* Your goal: Can the data below be set down again exactly, line for line?

━━━━━━━━━━━━━━━━━━━━

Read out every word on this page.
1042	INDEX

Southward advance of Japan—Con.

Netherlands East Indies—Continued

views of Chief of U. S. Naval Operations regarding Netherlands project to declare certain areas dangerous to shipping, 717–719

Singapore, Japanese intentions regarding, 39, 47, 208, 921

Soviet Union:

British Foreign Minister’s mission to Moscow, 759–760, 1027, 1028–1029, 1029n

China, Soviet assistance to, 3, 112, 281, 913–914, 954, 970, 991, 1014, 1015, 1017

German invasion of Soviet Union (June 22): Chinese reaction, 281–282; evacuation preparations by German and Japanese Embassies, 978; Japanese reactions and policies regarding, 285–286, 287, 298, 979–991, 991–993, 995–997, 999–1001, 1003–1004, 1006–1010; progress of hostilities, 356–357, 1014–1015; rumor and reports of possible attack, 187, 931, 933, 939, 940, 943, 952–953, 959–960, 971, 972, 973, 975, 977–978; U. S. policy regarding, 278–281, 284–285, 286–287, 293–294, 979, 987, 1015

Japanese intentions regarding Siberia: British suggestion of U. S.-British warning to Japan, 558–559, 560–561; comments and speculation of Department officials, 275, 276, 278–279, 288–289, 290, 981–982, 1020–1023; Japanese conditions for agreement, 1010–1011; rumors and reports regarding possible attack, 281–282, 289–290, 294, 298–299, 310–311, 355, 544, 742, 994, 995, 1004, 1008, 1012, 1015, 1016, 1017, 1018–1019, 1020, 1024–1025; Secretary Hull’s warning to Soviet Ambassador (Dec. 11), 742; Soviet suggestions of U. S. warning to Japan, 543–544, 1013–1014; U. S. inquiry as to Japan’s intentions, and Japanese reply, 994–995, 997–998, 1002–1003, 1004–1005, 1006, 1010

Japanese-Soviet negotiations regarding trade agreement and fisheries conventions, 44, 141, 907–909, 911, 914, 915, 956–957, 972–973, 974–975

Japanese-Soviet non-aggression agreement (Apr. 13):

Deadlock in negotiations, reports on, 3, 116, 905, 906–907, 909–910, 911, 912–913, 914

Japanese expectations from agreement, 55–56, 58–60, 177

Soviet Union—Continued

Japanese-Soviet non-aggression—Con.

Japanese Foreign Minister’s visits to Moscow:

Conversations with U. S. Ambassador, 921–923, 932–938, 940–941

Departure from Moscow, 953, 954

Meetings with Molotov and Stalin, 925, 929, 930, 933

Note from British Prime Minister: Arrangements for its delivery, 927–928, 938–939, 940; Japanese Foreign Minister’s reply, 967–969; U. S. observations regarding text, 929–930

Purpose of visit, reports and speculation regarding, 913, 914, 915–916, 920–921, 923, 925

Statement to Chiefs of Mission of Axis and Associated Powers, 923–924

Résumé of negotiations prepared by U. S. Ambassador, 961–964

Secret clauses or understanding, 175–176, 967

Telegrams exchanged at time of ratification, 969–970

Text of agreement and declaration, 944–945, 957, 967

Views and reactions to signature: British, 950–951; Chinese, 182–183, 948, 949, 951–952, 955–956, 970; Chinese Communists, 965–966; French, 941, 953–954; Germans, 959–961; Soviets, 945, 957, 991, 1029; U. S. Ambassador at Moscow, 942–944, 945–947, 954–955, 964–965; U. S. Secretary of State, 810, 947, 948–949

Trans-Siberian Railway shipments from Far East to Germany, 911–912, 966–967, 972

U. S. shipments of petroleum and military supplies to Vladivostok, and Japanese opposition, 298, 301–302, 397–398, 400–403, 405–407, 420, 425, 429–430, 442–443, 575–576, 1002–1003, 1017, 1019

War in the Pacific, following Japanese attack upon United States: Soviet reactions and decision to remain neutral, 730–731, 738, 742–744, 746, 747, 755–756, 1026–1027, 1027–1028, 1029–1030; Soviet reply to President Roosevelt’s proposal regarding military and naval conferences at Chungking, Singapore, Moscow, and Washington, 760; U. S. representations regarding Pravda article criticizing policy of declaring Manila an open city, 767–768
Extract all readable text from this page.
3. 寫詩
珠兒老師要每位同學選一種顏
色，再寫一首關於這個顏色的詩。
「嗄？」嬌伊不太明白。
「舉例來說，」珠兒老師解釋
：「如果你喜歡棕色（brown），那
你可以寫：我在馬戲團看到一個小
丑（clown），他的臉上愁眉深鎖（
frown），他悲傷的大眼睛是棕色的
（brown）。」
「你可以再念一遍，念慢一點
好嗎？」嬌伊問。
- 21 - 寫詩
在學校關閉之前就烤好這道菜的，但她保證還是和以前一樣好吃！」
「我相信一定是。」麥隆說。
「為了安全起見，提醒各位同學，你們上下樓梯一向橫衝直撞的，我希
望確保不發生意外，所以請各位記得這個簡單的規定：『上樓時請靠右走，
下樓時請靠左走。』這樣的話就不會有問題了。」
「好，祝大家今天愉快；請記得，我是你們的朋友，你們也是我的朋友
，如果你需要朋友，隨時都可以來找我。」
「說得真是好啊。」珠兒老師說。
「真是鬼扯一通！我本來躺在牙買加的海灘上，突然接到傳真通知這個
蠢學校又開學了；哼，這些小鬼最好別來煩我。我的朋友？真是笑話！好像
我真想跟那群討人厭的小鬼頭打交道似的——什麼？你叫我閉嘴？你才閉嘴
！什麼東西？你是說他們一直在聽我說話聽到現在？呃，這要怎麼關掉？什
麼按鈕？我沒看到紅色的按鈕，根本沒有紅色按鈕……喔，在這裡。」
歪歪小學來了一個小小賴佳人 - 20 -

━━━━━━━━━━━━━━━━━━━━

* Solution to this exercise:
Read out every word on this page.
1042	INDEX

Southward advance of Japan—Con.

Netherlands East Indies—Continued

views of Chief of U. S. Naval Operations regarding Netherlands project to declare certain areas dangerous to shipping, 717–719

Singapore, Japanese intentions regarding, 39, 47, 208, 921

Soviet Union:

British Foreign Minister’s mission to Moscow, 759–760, 1027, 1028–1029, 1029n

China, Soviet assistance to, 3, 112, 281, 913–914, 954, 970, 991, 1014, 1015, 1017

German invasion of Soviet Union (June 22): Chinese reaction, 281–282; evacuation preparations by German and Japanese Embassies, 978; Japanese reactions and policies regarding, 285–286, 287, 298, 979–991, 991–993, 995–997, 999–1001, 1003–1004, 1006–1010; progress of hostilities, 356–357, 1014–1015; rumor and reports of possible attack, 187, 931, 933, 939, 940, 943, 952–953, 959–960, 971, 972, 973, 975, 977–978; U. S. policy regarding, 278–281, 284–285, 286–287, 293–294, 979, 987, 1015

Japanese intentions regarding Siberia: British suggestion of U. S.-British warning to Japan, 558–559, 560–561; comments and speculation of Department officials, 275, 276, 278–279, 288–289, 290, 981–982, 1020–1023; Japanese conditions for agreement, 1010–1011; rumors and reports regarding possible attack, 281–282, 289–290, 294, 298–299, 310–311, 355, 544, 742, 994, 995, 1004, 1008, 1012, 1015, 1016, 1017, 1018–1019, 1020, 1024–1025; Secretary Hull’s warning to Soviet Ambassador (Dec. 11), 742; Soviet suggestions of U. S. warning to Japan, 543–544, 1013–1014; U. S. inquiry as to Japan’s intentions, and Japanese reply, 994–995, 997–998, 1002–1003, 1004–1005, 1006, 1010

Japanese-Soviet negotiations regarding trade agreement and fisheries conventions, 44, 141, 907–909, 911, 914, 915, 956–957, 972–973, 974–975

Japanese-Soviet non-aggression agreement (Apr. 13):

Deadlock in negotiations, reports on, 3, 116, 905, 906–907, 909–910, 911, 912–913, 914

Japanese expectations from agreement, 55–56, 58–60, 177

Soviet Union—Continued

Japanese-Soviet non-aggression—Con.

Japanese Foreign Minister’s visits to Moscow:

Conversations with U. S. Ambassador, 921–923, 932–938, 940–941

Departure from Moscow, 953, 954

Meetings with Molotov and Stalin, 925, 929, 930, 933

Note from British Prime Minister: Arrangements for its delivery, 927–928, 938–939, 940; Japanese Foreign Minister’s reply, 967–969; U. S. observations regarding text, 929–930

Purpose of visit, reports and speculation regarding, 913, 914, 915–916, 920–921, 923, 925

Statement to Chiefs of Mission of Axis and Associated Powers, 923–924

Résumé of negotiations prepared by U. S. Ambassador, 961–964

Secret clauses or understanding, 175–176, 967

Telegrams exchanged at time of ratification, 969–970

Text of agreement and declaration, 944–945, 957, 967

Views and reactions to signature: British, 950–951; Chinese, 182–183, 948, 949, 951–952, 955–956, 970; Chinese Communists, 965–966; French, 941, 953–954; Germans, 959–961; Soviets, 945, 957, 991, 1029; U. S. Ambassador at Moscow, 942–944, 945–947, 954–955, 964–965; U. S. Secretary of State, 810, 947, 948–949

Trans-Siberian Railway shipments from Far East to Germany, 911–912, 966–967, 972

U. S. shipments of petroleum and military supplies to Vladivostok, and Japanese opposition, 298, 301–302, 397–398, 400–403, 405–407, 420, 425, 429–430, 442–443, 575–576, 1002–1003, 1017, 1019

War in the Pacific, following Japanese attack upon United States: Soviet reactions and decision to remain neutral, 730–731, 738, 742–744, 746, 747, 755–756, 1026–1027, 1027–1028, 1029–1030; Soviet reply to President Roosevelt’s proposal regarding military and naval conferences at Chungking, Singapore, Moscow, and Washington, 760; U. S. representations regarding Pravda article criticizing policy of declaring Manila an open city, 767–768
Extract all readable text from this page.
3. 寫詩
珠兒老師要每位同學選一種顏
色，再寫一首關於這個顏色的詩。
「嗄？」嬌伊不太明白。
「舉例來說，」珠兒老師解釋
：「如果你喜歡棕色（brown），那
你可以寫：我在馬戲團看到一個小
丑（clown），他的臉上愁眉深鎖（
frown），他悲傷的大眼睛是棕色的
（brown）。」
「你可以再念一遍，念慢一點
好嗎？」嬌伊問。
- 21 - 寫詩
在學校關閉之前就烤好這道菜的，但她保證還是和以前一樣好吃！」
「我相信一定是。」麥隆說。
「為了安全起見，提醒各位同學，你們上下樓梯一向橫衝直撞的，我希
望確保不發生意外，所以請各位記得這個簡單的規定：『上樓時請靠右走，
下樓時請靠左走。』這樣的話就不會有問題了。」
「好，祝大家今天愉快；請記得，我是你們的朋友，你們也是我的朋友
，如果你需要朋友，隨時都可以來找我。」
「說得真是好啊。」珠兒老師說。
「真是鬼扯一通！我本來躺在牙買加的海灘上，突然接到傳真通知這個
蠢學校又開學了；哼，這些小鬼最好別來煩我。我的朋友？真是笑話！好像
我真想跟那群討人厭的小鬼頭打交道似的——什麼？你叫我閉嘴？你才閉嘴
！什麼東西？你是說他們一直在聽我說話聽到現在？呃，這要怎麼關掉？什
麼按鈕？我沒看到紅色的按鈕，根本沒有紅色按鈕……喔，在這裡。」
歪歪小學來了一個小小賴佳人 - 20 -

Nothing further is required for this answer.